> _What you are asked to do_: Quote every entry word for word.

:: Items

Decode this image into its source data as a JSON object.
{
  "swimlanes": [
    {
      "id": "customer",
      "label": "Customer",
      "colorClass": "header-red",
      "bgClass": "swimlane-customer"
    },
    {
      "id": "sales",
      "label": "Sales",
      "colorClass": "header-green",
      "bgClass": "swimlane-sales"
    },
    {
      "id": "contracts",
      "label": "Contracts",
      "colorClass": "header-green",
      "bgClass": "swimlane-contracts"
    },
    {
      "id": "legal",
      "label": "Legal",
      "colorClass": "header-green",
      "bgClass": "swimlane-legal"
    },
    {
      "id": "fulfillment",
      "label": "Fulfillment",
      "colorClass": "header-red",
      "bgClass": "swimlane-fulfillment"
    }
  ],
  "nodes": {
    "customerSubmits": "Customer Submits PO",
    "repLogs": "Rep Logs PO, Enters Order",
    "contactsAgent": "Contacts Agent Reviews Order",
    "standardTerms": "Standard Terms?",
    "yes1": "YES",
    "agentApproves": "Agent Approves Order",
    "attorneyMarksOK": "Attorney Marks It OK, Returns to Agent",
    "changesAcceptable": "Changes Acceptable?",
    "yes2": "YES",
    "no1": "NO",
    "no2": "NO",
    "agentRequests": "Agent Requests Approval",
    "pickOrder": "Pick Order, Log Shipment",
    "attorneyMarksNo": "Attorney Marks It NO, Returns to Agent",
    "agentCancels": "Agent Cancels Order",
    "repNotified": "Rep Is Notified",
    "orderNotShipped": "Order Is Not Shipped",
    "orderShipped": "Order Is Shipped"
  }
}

::::

> _Final answer_:
Decode this image into its source data as a JSON object.
{
  "swimlanes": [
    {
      "id": "customer",
      "label": "Customer",
      "colorClass": "header-red",
      "bgClass": "swimlane-customer"
    },
    {
      "id": "sales",
      "label": "Sales",
      "colorClass": "header-green",
      "bgClass": "swimlane-sales"
    },
    {
      "id": "contracts",
      "label": "Contracts",
      "colorClass": "header-green",
      "bgClass": "swimlane-contracts"
    },
    {
      "id": "legal",
      "label": "Legal",
      "colorClass": "header-green",
      "bgClass": "swimlane-legal"
    },
    {
      "id": "fulfillment",
      "label": "Fulfillment",
      "colorClass": "header-red",
      "bgClass": "swimlane-fulfillment"
    }
  ],
  "nodes": {
    "customerSubmits": "Customer Submits PO",
    "repLogs": "Rep Logs PO, Enters Order",
    "contactsAgent": "Contacts Agent Reviews Order",
    "standardTerms": "Standard Terms?",
    "yes1": "YES",
    "agentApproves": "Agent Approves Order",
    "attorneyMarksOK": "Attorney Marks It OK, Returns to Agent",
    "changesAcceptable": "Changes Acceptable?",
    "yes2": "YES",
    "no1": "NO",
    "no2": "NO",
    "agentRequests": "Agent Requests Approval",
    "pickOrder": "Pick Order, Log Shipment",
    "attorneyMarksNo": "Attorney Marks It NO, Returns to Agent",
    "agentCancels": "Agent Cancels Order",
    "repNotified": "Rep Is Notified",
    "orderNotShipped": "Order Is Not Shipped",
    "orderShipped": "Order Is Shipped"
  }
}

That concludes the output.